## What you will do
Determine how many lines in the entries below include "Benzene". The reply should be that number and nothing else.

## Records
================================
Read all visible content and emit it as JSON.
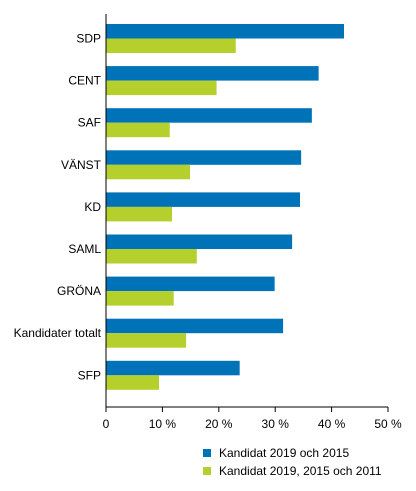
{
  "chart_data": {
    "type": "bar",
    "orientation": "horizontal",
    "categories": [
      "SDP",
      "CENT",
      "SAF",
      "VÄNST",
      "KD",
      "SAML",
      "GRÖNA",
      "Kandidater totalt",
      "SFP"
    ],
    "series": [
      {
        "name": "Kandidat 2019 och 2015",
        "color": "#0072b8",
        "values": [
          42.2,
          37.7,
          36.5,
          34.6,
          34.4,
          33.0,
          29.9,
          31.4,
          23.7
        ]
      },
      {
        "name": "Kandidat 2019, 2015 och 2011",
        "color": "#b5cf2d",
        "values": [
          23.0,
          19.6,
          11.3,
          14.9,
          11.7,
          16.1,
          12.0,
          14.2,
          9.4
        ]
      }
    ],
    "xlim": [
      0,
      50
    ],
    "xticks": [
      0,
      10,
      20,
      30,
      40,
      50
    ],
    "xtick_labels": [
      "0",
      "10 %",
      "20 %",
      "30 %",
      "40 %",
      "50 %"
    ],
    "grid": false,
    "legend_position": "bottom-right"
  }
}
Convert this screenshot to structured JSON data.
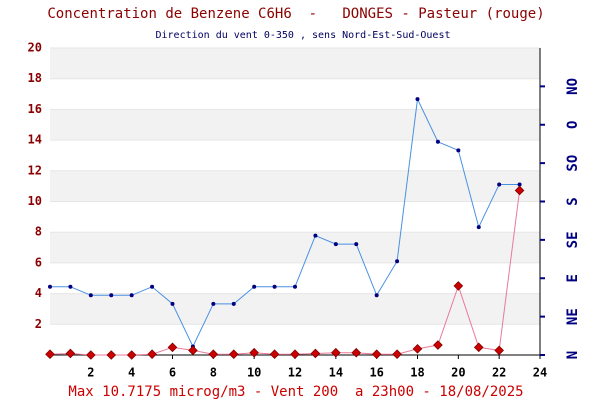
{
  "chart_data": {
    "type": "line",
    "title": "Concentration de Benzene C6H6  -   DONGES - Pasteur (rouge)",
    "subtitle": "Direction du vent 0-350 , sens Nord-Est-Sud-Ouest",
    "footer": "Max 10.7175 microg/m3 - Vent 200  a 23h00 - 18/08/2025",
    "x": [
      0,
      1,
      2,
      3,
      4,
      5,
      6,
      7,
      8,
      9,
      10,
      11,
      12,
      13,
      14,
      15,
      16,
      17,
      18,
      19,
      20,
      21,
      22,
      23
    ],
    "series": [
      {
        "name": "Vent",
        "color": "#4a90e2",
        "axis": "y2",
        "values": [
          80,
          80,
          70,
          70,
          70,
          80,
          60,
          10,
          60,
          60,
          80,
          80,
          80,
          140,
          130,
          130,
          70,
          110,
          300,
          250,
          240,
          150,
          200,
          200
        ]
      },
      {
        "name": "Benzene",
        "color": "#e87a9a",
        "values": [
          0.05,
          0.1,
          0.0,
          0.0,
          0.0,
          0.05,
          0.5,
          0.3,
          0.05,
          0.05,
          0.15,
          0.05,
          0.05,
          0.1,
          0.15,
          0.15,
          0.05,
          0.05,
          0.4,
          0.65,
          4.5,
          0.5,
          0.3,
          10.7175
        ]
      }
    ],
    "xlim": [
      0,
      24
    ],
    "xticks": [
      2,
      4,
      6,
      8,
      10,
      12,
      14,
      16,
      18,
      20,
      22,
      24
    ],
    "ylim": [
      0,
      20
    ],
    "yticks": [
      2,
      4,
      6,
      8,
      10,
      12,
      14,
      16,
      18,
      20
    ],
    "y2lim": [
      0,
      360
    ],
    "y2ticks": [
      {
        "value": 0,
        "label": "N"
      },
      {
        "value": 45,
        "label": "NE"
      },
      {
        "value": 90,
        "label": "E"
      },
      {
        "value": 135,
        "label": "SE"
      },
      {
        "value": 180,
        "label": "S"
      },
      {
        "value": 225,
        "label": "SO"
      },
      {
        "value": 270,
        "label": "O"
      },
      {
        "value": 315,
        "label": "NO"
      }
    ],
    "grid": true
  }
}
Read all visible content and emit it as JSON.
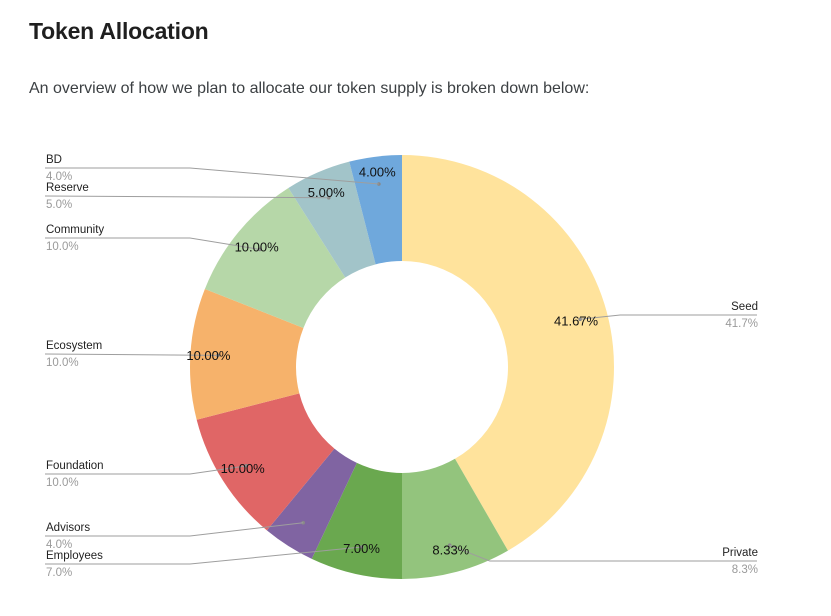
{
  "page": {
    "heading": "Token Allocation",
    "intro": "An overview of how we plan to allocate our token supply is broken down below:"
  },
  "chart_data": {
    "type": "pie",
    "donut": true,
    "title": "",
    "slices": [
      {
        "name": "Seed",
        "value": 41.67,
        "label": "41.67%",
        "legend_pct": "41.7%",
        "color": "#ffe39c",
        "side": "right"
      },
      {
        "name": "Private",
        "value": 8.33,
        "label": "8.33%",
        "legend_pct": "8.3%",
        "color": "#93c47d",
        "side": "right"
      },
      {
        "name": "Employees",
        "value": 7.0,
        "label": "7.00%",
        "legend_pct": "7.0%",
        "color": "#6aa84f",
        "side": "left"
      },
      {
        "name": "Advisors",
        "value": 4.0,
        "label": "",
        "legend_pct": "4.0%",
        "color": "#8064a2",
        "side": "left"
      },
      {
        "name": "Foundation",
        "value": 10.0,
        "label": "10.00%",
        "legend_pct": "10.0%",
        "color": "#e06666",
        "side": "left"
      },
      {
        "name": "Ecosystem",
        "value": 10.0,
        "label": "10.00%",
        "legend_pct": "10.0%",
        "color": "#f6b26b",
        "side": "left"
      },
      {
        "name": "Community",
        "value": 10.0,
        "label": "10.00%",
        "legend_pct": "10.0%",
        "color": "#b6d7a8",
        "side": "left"
      },
      {
        "name": "Reserve",
        "value": 5.0,
        "label": "5.00%",
        "legend_pct": "5.0%",
        "color": "#a2c4c9",
        "side": "left"
      },
      {
        "name": "BD",
        "value": 4.0,
        "label": "4.00%",
        "legend_pct": "4.0%",
        "color": "#6fa8dc",
        "side": "left"
      }
    ],
    "legend_placement": "labels-with-leader-lines"
  }
}
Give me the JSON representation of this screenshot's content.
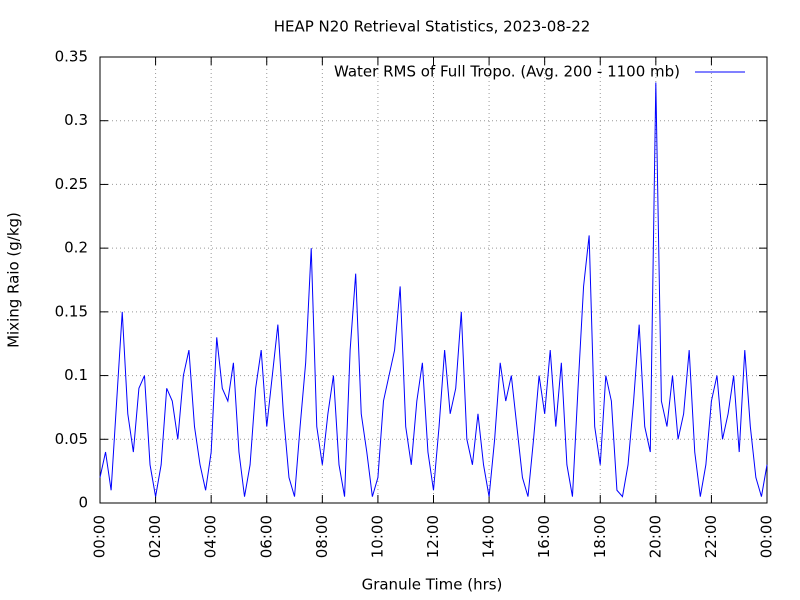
{
  "chart_data": {
    "type": "line",
    "title": "HEAP N20 Retrieval Statistics, 2023-08-22",
    "x_label": "Granule Time (hrs)",
    "y_label": "Mixing Raio (g/kg)",
    "legend_position": "upper-right",
    "grid": true,
    "xlim": [
      0,
      24
    ],
    "xticks": [
      {
        "value": 0,
        "label": "00:00"
      },
      {
        "value": 2,
        "label": "02:00"
      },
      {
        "value": 4,
        "label": "04:00"
      },
      {
        "value": 6,
        "label": "06:00"
      },
      {
        "value": 8,
        "label": "08:00"
      },
      {
        "value": 10,
        "label": "10:00"
      },
      {
        "value": 12,
        "label": "12:00"
      },
      {
        "value": 14,
        "label": "14:00"
      },
      {
        "value": 16,
        "label": "16:00"
      },
      {
        "value": 18,
        "label": "18:00"
      },
      {
        "value": 20,
        "label": "20:00"
      },
      {
        "value": 22,
        "label": "22:00"
      },
      {
        "value": 24,
        "label": "00:00"
      }
    ],
    "ylim": [
      0,
      0.35
    ],
    "yticks": [
      0,
      0.05,
      0.1,
      0.15,
      0.2,
      0.25,
      0.3,
      0.35
    ],
    "x": [
      0,
      0.2,
      0.4,
      0.6,
      0.8,
      1.0,
      1.2,
      1.4,
      1.6,
      1.8,
      2.0,
      2.2,
      2.4,
      2.6,
      2.8,
      3.0,
      3.2,
      3.4,
      3.6,
      3.8,
      4.0,
      4.2,
      4.4,
      4.6,
      4.8,
      5.0,
      5.2,
      5.4,
      5.6,
      5.8,
      6.0,
      6.2,
      6.4,
      6.6,
      6.8,
      7.0,
      7.2,
      7.4,
      7.6,
      7.8,
      8.0,
      8.2,
      8.4,
      8.6,
      8.8,
      9.0,
      9.2,
      9.4,
      9.6,
      9.8,
      10.0,
      10.2,
      10.4,
      10.6,
      10.8,
      11.0,
      11.2,
      11.4,
      11.6,
      11.8,
      12.0,
      12.2,
      12.4,
      12.6,
      12.8,
      13.0,
      13.2,
      13.4,
      13.6,
      13.8,
      14.0,
      14.2,
      14.4,
      14.6,
      14.8,
      15.0,
      15.2,
      15.4,
      15.6,
      15.8,
      16.0,
      16.2,
      16.4,
      16.6,
      16.8,
      17.0,
      17.2,
      17.4,
      17.6,
      17.8,
      18.0,
      18.2,
      18.4,
      18.6,
      18.8,
      19.0,
      19.2,
      19.4,
      19.6,
      19.8,
      20.0,
      20.2,
      20.4,
      20.6,
      20.8,
      21.0,
      21.2,
      21.4,
      21.6,
      21.8,
      22.0,
      22.2,
      22.4,
      22.6,
      22.8,
      23.0,
      23.2,
      23.4,
      23.6,
      23.8,
      24.0
    ],
    "series": [
      {
        "name": "Water RMS of Full Tropo. (Avg. 200 - 1100 mb)",
        "color": "#0000ff",
        "values": [
          0.02,
          0.04,
          0.01,
          0.08,
          0.15,
          0.07,
          0.04,
          0.09,
          0.1,
          0.03,
          0.005,
          0.03,
          0.09,
          0.08,
          0.05,
          0.1,
          0.12,
          0.06,
          0.03,
          0.01,
          0.04,
          0.13,
          0.09,
          0.08,
          0.11,
          0.04,
          0.005,
          0.03,
          0.09,
          0.12,
          0.06,
          0.1,
          0.14,
          0.07,
          0.02,
          0.005,
          0.06,
          0.11,
          0.2,
          0.06,
          0.03,
          0.07,
          0.1,
          0.03,
          0.005,
          0.12,
          0.18,
          0.07,
          0.04,
          0.005,
          0.02,
          0.08,
          0.1,
          0.12,
          0.17,
          0.06,
          0.03,
          0.08,
          0.11,
          0.04,
          0.01,
          0.06,
          0.12,
          0.07,
          0.09,
          0.15,
          0.05,
          0.03,
          0.07,
          0.03,
          0.005,
          0.05,
          0.11,
          0.08,
          0.1,
          0.06,
          0.02,
          0.005,
          0.05,
          0.1,
          0.07,
          0.12,
          0.06,
          0.11,
          0.03,
          0.005,
          0.09,
          0.17,
          0.21,
          0.06,
          0.03,
          0.1,
          0.08,
          0.01,
          0.005,
          0.03,
          0.08,
          0.14,
          0.06,
          0.04,
          0.33,
          0.08,
          0.06,
          0.1,
          0.05,
          0.07,
          0.12,
          0.04,
          0.005,
          0.03,
          0.08,
          0.1,
          0.05,
          0.07,
          0.1,
          0.04,
          0.12,
          0.06,
          0.02,
          0.005,
          0.03
        ]
      }
    ]
  }
}
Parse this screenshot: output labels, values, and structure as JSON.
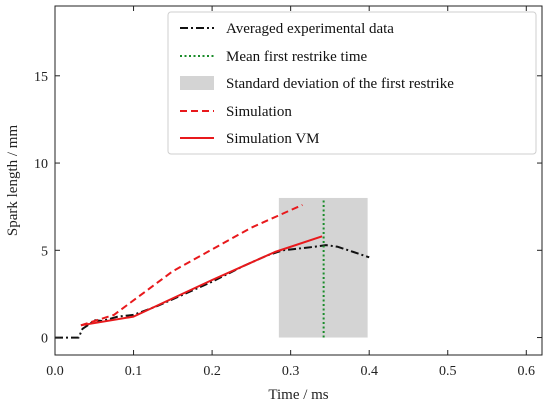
================================
## Exercise output
2